» **Problem details**
Exclude the pictures and return every line exactly as written.

>> BEGIN Extracted material

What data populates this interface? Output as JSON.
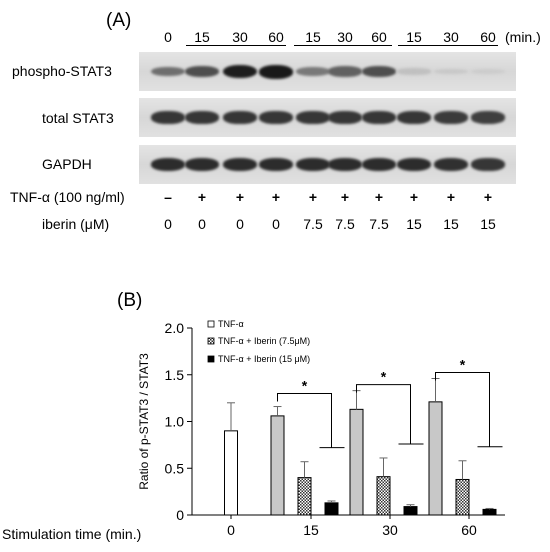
{
  "panel_a": {
    "label": "(A)",
    "time_ticks": [
      "0",
      "15",
      "30",
      "60",
      "15",
      "30",
      "60",
      "15",
      "30",
      "60"
    ],
    "time_unit": "(min.)",
    "blots": [
      {
        "label": "phospho-STAT3",
        "intensities": [
          0.55,
          0.72,
          0.98,
          1.0,
          0.5,
          0.62,
          0.72,
          0.12,
          0.08,
          0.06
        ]
      },
      {
        "label": "total STAT3",
        "intensities": [
          0.85,
          0.85,
          0.85,
          0.85,
          0.85,
          0.85,
          0.85,
          0.85,
          0.82,
          0.8
        ]
      },
      {
        "label": "GAPDH",
        "intensities": [
          0.9,
          0.9,
          0.9,
          0.9,
          0.9,
          0.9,
          0.9,
          0.9,
          0.88,
          0.85
        ]
      }
    ],
    "treatments": [
      {
        "label": "TNF-α (100 ng/ml)",
        "values": [
          "–",
          "+",
          "+",
          "+",
          "+",
          "+",
          "+",
          "+",
          "+",
          "+"
        ]
      },
      {
        "label": "iberin (μM)",
        "values": [
          "0",
          "0",
          "0",
          "0",
          "7.5",
          "7.5",
          "7.5",
          "15",
          "15",
          "15"
        ]
      }
    ]
  },
  "panel_b": {
    "label": "(B)",
    "xlabel": "Stimulation time (min.)",
    "significance_marker": "*"
  },
  "chart_data": {
    "type": "bar",
    "categories": [
      "0",
      "15",
      "30",
      "60"
    ],
    "series": [
      {
        "name": "TNF-α",
        "values": [
          0.9,
          1.06,
          1.13,
          1.21
        ],
        "errors": [
          0.3,
          0.1,
          0.2,
          0.25
        ],
        "fill": "white"
      },
      {
        "name": "TNF-α + Iberin (7.5μM)",
        "values": [
          null,
          0.4,
          0.41,
          0.38
        ],
        "errors": [
          null,
          0.17,
          0.2,
          0.2
        ],
        "fill": "hatched"
      },
      {
        "name": "TNF-α + Iberin (15 μM)",
        "values": [
          null,
          0.13,
          0.09,
          0.06
        ],
        "errors": [
          null,
          0.02,
          0.02,
          0.01
        ],
        "fill": "black"
      }
    ],
    "ylabel": "Ratio of p-STAT3 / STAT3",
    "ylim": [
      0,
      2.0
    ],
    "yticks": [
      "0",
      "0.5",
      "1.0",
      "1.5",
      "2.0"
    ],
    "grid": false,
    "legend": "top-left",
    "colors": {
      "gray_bar": "#c8c8c8",
      "black": "#000000",
      "white": "#ffffff"
    }
  }
}
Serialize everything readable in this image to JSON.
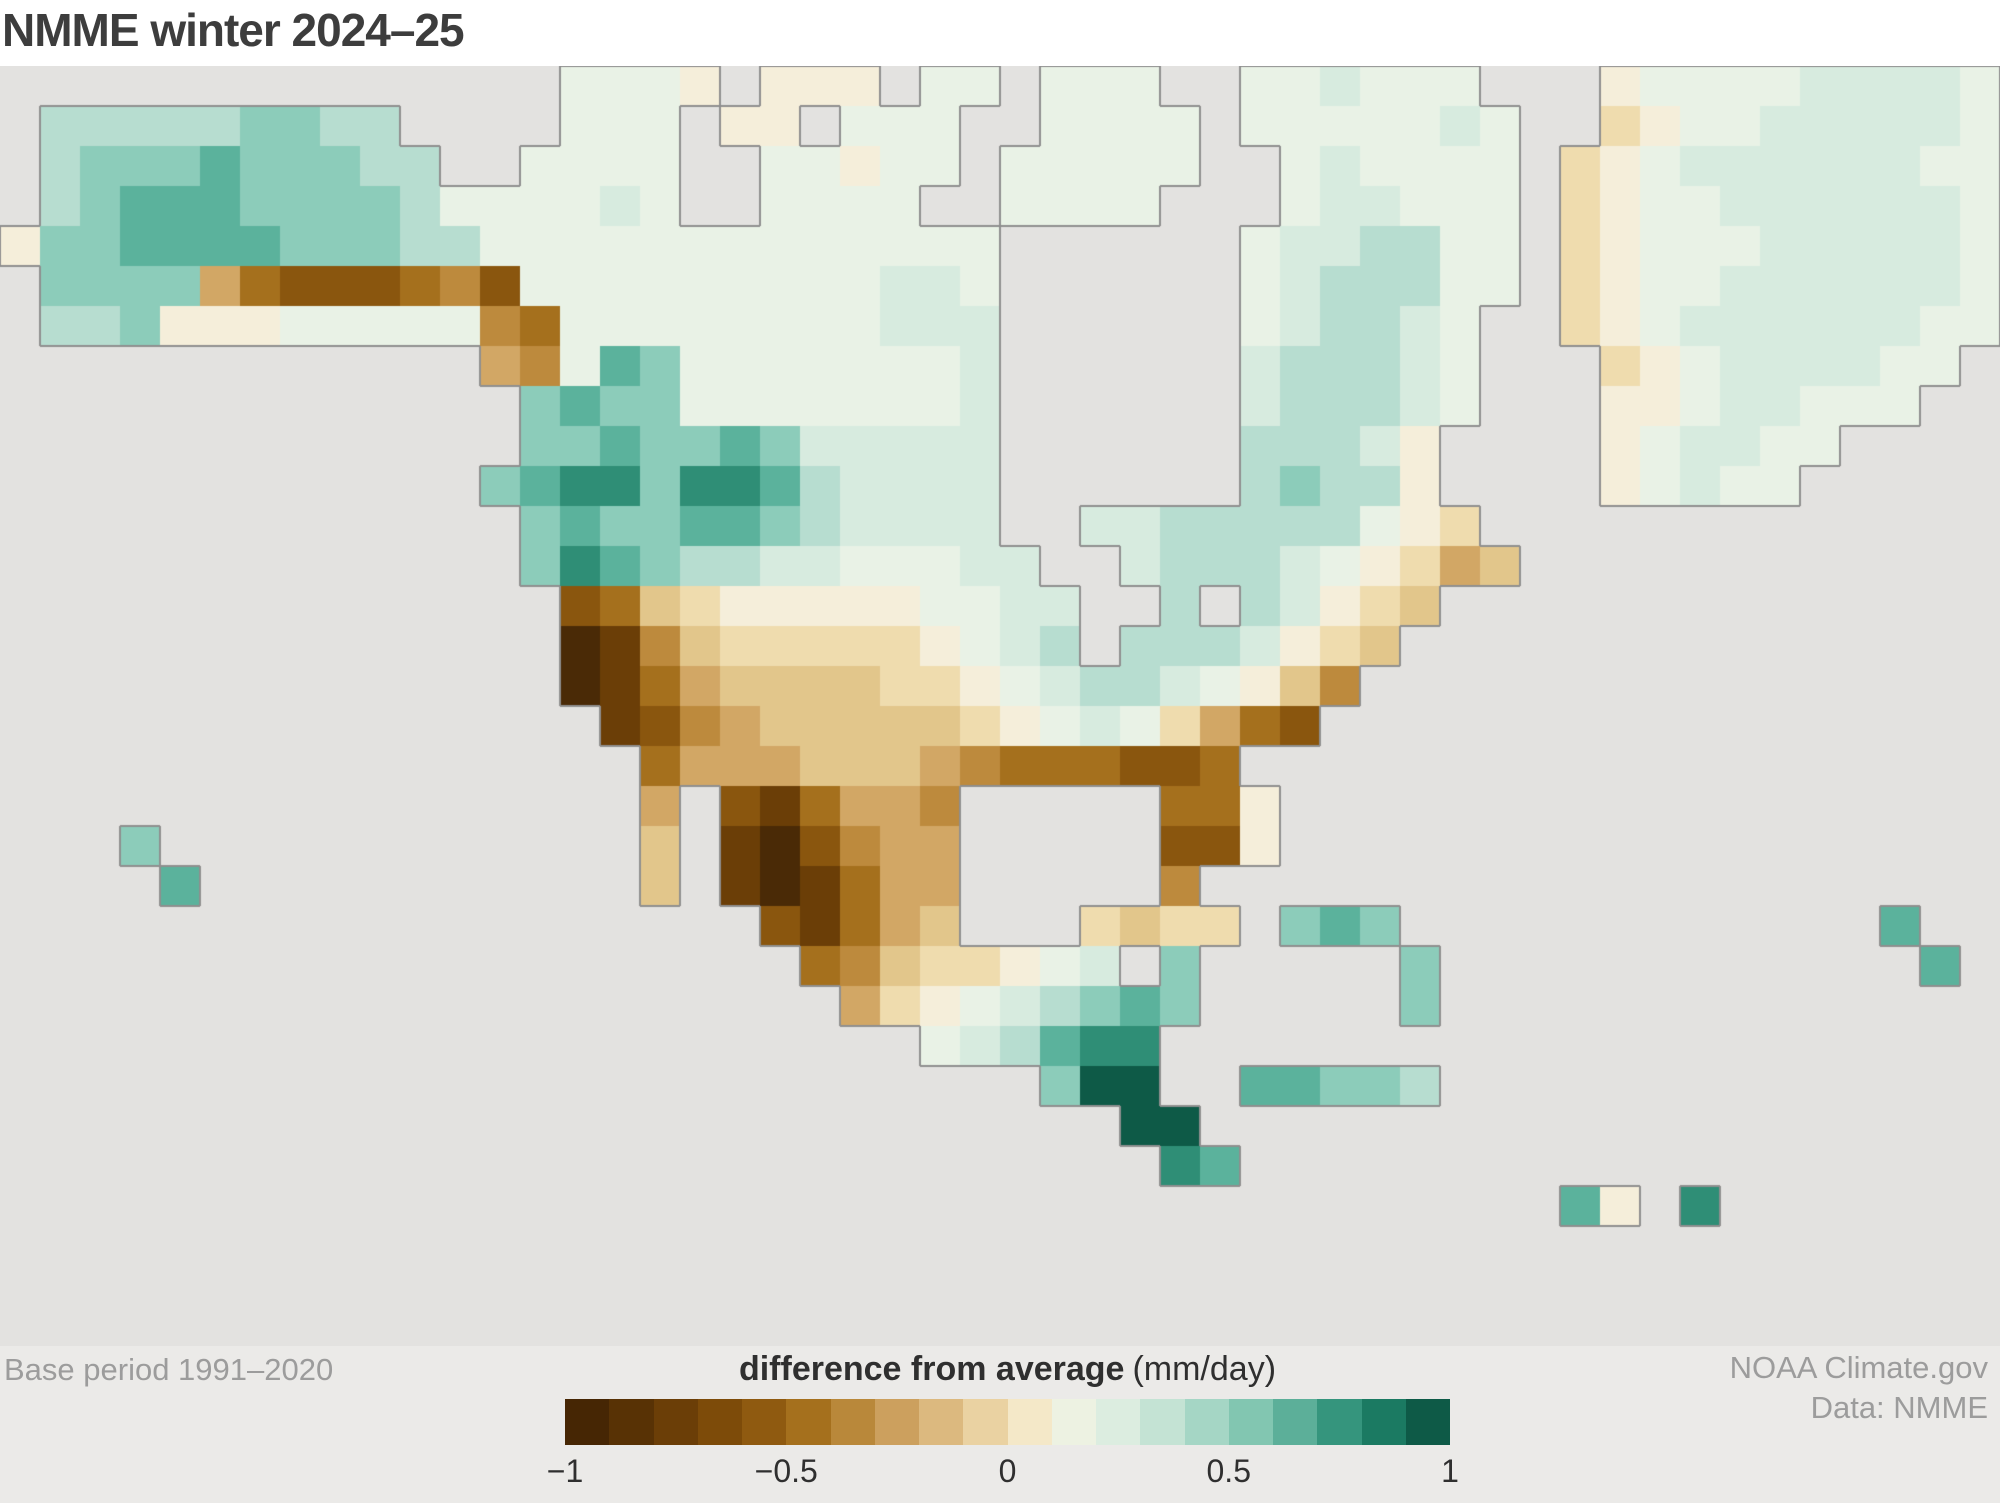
{
  "title": "NMME winter 2024–25",
  "map": {
    "base_period_label": "Base period 1991–2020",
    "attribution_line1": "NOAA Climate.gov",
    "attribution_line2": "Data: NMME",
    "ocean_color": "#e3e2e0",
    "coast_color": "#8f8f8f",
    "palette": {
      "0": "#4a2a06",
      "1": "#6b3e07",
      "2": "#8a560e",
      "3": "#a5701d",
      "4": "#bd8a3d",
      "5": "#d2a765",
      "6": "#e2c68b",
      "7": "#efdcae",
      "8": "#f5eeda",
      "9": "#e9f2e6",
      "A": "#d7ebdf",
      "B": "#b7ddd0",
      "C": "#8cccba",
      "D": "#5bb29c",
      "E": "#2f8e76",
      "F": "#0e5a47"
    },
    "grid": {
      "cell_size": 40,
      "rows": [
        "..............9998.888.99.999..99A999...89999AAAA9",
        ".BBBBBCCBB....999.88.999..9999.99999A9..7899AAAAA9",
        ".BCCCDCCCBB..9999..99899.99999..9A9999.789AAAAAA99",
        ".BCDDDCCCCB9999A9..9999..9999...9AA999.7899AAAAAA9",
        "8CCDDDDCCCBB9999999999999......9AABB99.78999AAAAA9",
        ".CCCC53222342999999999AA9......9ABBB99.7899AAAAAA9",
        ".BBC888999994399999999AAA......9ABBA9..789AAAAAA99",
        "............549DC9999999A......ABBBA9...789AAAA99.",
        ".............CDCC9999999A......ABBBA9...889AA999..",
        ".............CCDCCDCAAAAA......BBBA8....89AA99....",
        "............CDEECEEDBAAAA......BCBB8....89A99.....",
        ".............CDCCDDCBAAAA..AABBBBB987.............",
        ".............CEDCBBAA999AA..ABBBA98756............",
        "..............23678888899AA..B.BA876..............",
        "..............01467777789AB.BBBA876...............",
        "..............013566667789ABBA9864................",
        "...............124566666789A97532.................",
        "................355566654333223...................",
        "................5.213554.....338..................",
        "...C............6.102455.....228..................",
        "....D...........6.101355.....4....................",
        "...................21356...7677.CDC............D..",
        "....................3467789A.C.....C............D.",
        ".....................5789ABCDC.....C..............",
        ".......................9ABDEE.....................",
        "..........................CFF..DDCCB..............",
        "............................FF....................",
        ".............................ED...................",
        ".......................................D8.E.......",
        "..................................................",
        "..................................................",
        ".................................................."
      ]
    }
  },
  "colorbar": {
    "label_bold": "difference from average",
    "label_units": "(mm/day)",
    "ticks": [
      "−1",
      "−0.5",
      "0",
      "0.5",
      "1"
    ],
    "range_min": -1,
    "range_max": 1,
    "colors": [
      "#462604",
      "#583205",
      "#6b3e07",
      "#7d4b09",
      "#8f5a10",
      "#a5701d",
      "#b9883a",
      "#cca05e",
      "#dcb97f",
      "#ead2a2",
      "#f4e8c8",
      "#edf2e2",
      "#dcede0",
      "#c4e3d4",
      "#a5d6c5",
      "#82c6b1",
      "#5caf99",
      "#35957d",
      "#1b7a62",
      "#0e5a47"
    ]
  }
}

>> END Extracted material

» **Exercise response**
What data populates this interface? Output as JSON.
{
  "panel_a": {
    "label": "(A)",
    "time_ticks": [
      "0",
      "15",
      "30",
      "60",
      "15",
      "30",
      "60",
      "15",
      "30",
      "60"
    ],
    "time_unit": "(min.)",
    "blots": [
      {
        "label": "phospho-STAT3",
        "intensities": [
          0.55,
          0.72,
          0.98,
          1.0,
          0.5,
          0.62,
          0.72,
          0.12,
          0.08,
          0.06
        ]
      },
      {
        "label": "total STAT3",
        "intensities": [
          0.85,
          0.85,
          0.85,
          0.85,
          0.85,
          0.85,
          0.85,
          0.85,
          0.82,
          0.8
        ]
      },
      {
        "label": "GAPDH",
        "intensities": [
          0.9,
          0.9,
          0.9,
          0.9,
          0.9,
          0.9,
          0.9,
          0.9,
          0.88,
          0.85
        ]
      }
    ],
    "treatments": [
      {
        "label": "TNF-α (100 ng/ml)",
        "values": [
          "–",
          "+",
          "+",
          "+",
          "+",
          "+",
          "+",
          "+",
          "+",
          "+"
        ]
      },
      {
        "label": "iberin (μM)",
        "values": [
          "0",
          "0",
          "0",
          "0",
          "7.5",
          "7.5",
          "7.5",
          "15",
          "15",
          "15"
        ]
      }
    ]
  },
  "panel_b": {
    "label": "(B)",
    "xlabel": "Stimulation time (min.)",
    "significance_marker": "*"
  },
  "chart_data": {
    "type": "bar",
    "categories": [
      "0",
      "15",
      "30",
      "60"
    ],
    "series": [
      {
        "name": "TNF-α",
        "values": [
          0.9,
          1.06,
          1.13,
          1.21
        ],
        "errors": [
          0.3,
          0.1,
          0.2,
          0.25
        ],
        "fill": "white"
      },
      {
        "name": "TNF-α + Iberin (7.5μM)",
        "values": [
          null,
          0.4,
          0.41,
          0.38
        ],
        "errors": [
          null,
          0.17,
          0.2,
          0.2
        ],
        "fill": "hatched"
      },
      {
        "name": "TNF-α + Iberin (15 μM)",
        "values": [
          null,
          0.13,
          0.09,
          0.06
        ],
        "errors": [
          null,
          0.02,
          0.02,
          0.01
        ],
        "fill": "black"
      }
    ],
    "ylabel": "Ratio of p-STAT3 / STAT3",
    "ylim": [
      0,
      2.0
    ],
    "yticks": [
      "0",
      "0.5",
      "1.0",
      "1.5",
      "2.0"
    ],
    "grid": false,
    "legend": "top-left",
    "colors": {
      "gray_bar": "#c8c8c8",
      "black": "#000000",
      "white": "#ffffff"
    }
  }
}
Serialize everything readable in this image to JSON.
{
  "title": "NMME winter 2024–25",
  "map": {
    "base_period_label": "Base period 1991–2020",
    "attribution_line1": "NOAA Climate.gov",
    "attribution_line2": "Data: NMME",
    "ocean_color": "#e3e2e0",
    "coast_color": "#8f8f8f",
    "palette": {
      "0": "#4a2a06",
      "1": "#6b3e07",
      "2": "#8a560e",
      "3": "#a5701d",
      "4": "#bd8a3d",
      "5": "#d2a765",
      "6": "#e2c68b",
      "7": "#efdcae",
      "8": "#f5eeda",
      "9": "#e9f2e6",
      "A": "#d7ebdf",
      "B": "#b7ddd0",
      "C": "#8cccba",
      "D": "#5bb29c",
      "E": "#2f8e76",
      "F": "#0e5a47"
    },
    "grid": {
      "cell_size": 40,
      "rows": [
        "..............9998.888.99.999..99A999...89999AAAA9",
        ".BBBBBCCBB....999.88.999..9999.99999A9..7899AAAAA9",
        ".BCCCDCCCBB..9999..99899.99999..9A9999.789AAAAAA99",
        ".BCDDDCCCCB9999A9..9999..9999...9AA999.7899AAAAAA9",
        "8CCDDDDCCCBB9999999999999......9AABB99.78999AAAAA9",
        ".CCCC53222342999999999AA9......9ABBB99.7899AAAAAA9",
        ".BBC888999994399999999AAA......9ABBA9..789AAAAAA99",
        "............549DC9999999A......ABBBA9...789AAAA99.",
        ".............CDCC9999999A......ABBBA9...889AA999..",
        ".............CCDCCDCAAAAA......BBBA8....89AA99....",
        "............CDEECEEDBAAAA......BCBB8....89A99.....",
        ".............CDCCDDCBAAAA..AABBBBB987.............",
        ".............CEDCBBAA999AA..ABBBA98756............",
        "..............23678888899AA..B.BA876..............",
        "..............01467777789AB.BBBA876...............",
        "..............013566667789ABBA9864................",
        "...............124566666789A97532.................",
        "................355566654333223...................",
        "................5.213554.....338..................",
        "...C............6.102455.....228..................",
        "....D...........6.101355.....4....................",
        "...................21356...7677.CDC............D..",
        "....................3467789A.C.....C............D.",
        ".....................5789ABCDC.....C..............",
        ".......................9ABDEE.....................",
        "..........................CFF..DDCCB..............",
        "............................FF....................",
        ".............................ED...................",
        ".......................................D8.E.......",
        "..................................................",
        "..................................................",
        ".................................................."
      ]
    }
  },
  "colorbar": {
    "label_bold": "difference from average",
    "label_units": "(mm/day)",
    "ticks": [
      "−1",
      "−0.5",
      "0",
      "0.5",
      "1"
    ],
    "range_min": -1,
    "range_max": 1,
    "colors": [
      "#462604",
      "#583205",
      "#6b3e07",
      "#7d4b09",
      "#8f5a10",
      "#a5701d",
      "#b9883a",
      "#cca05e",
      "#dcb97f",
      "#ead2a2",
      "#f4e8c8",
      "#edf2e2",
      "#dcede0",
      "#c4e3d4",
      "#a5d6c5",
      "#82c6b1",
      "#5caf99",
      "#35957d",
      "#1b7a62",
      "#0e5a47"
    ]
  }
}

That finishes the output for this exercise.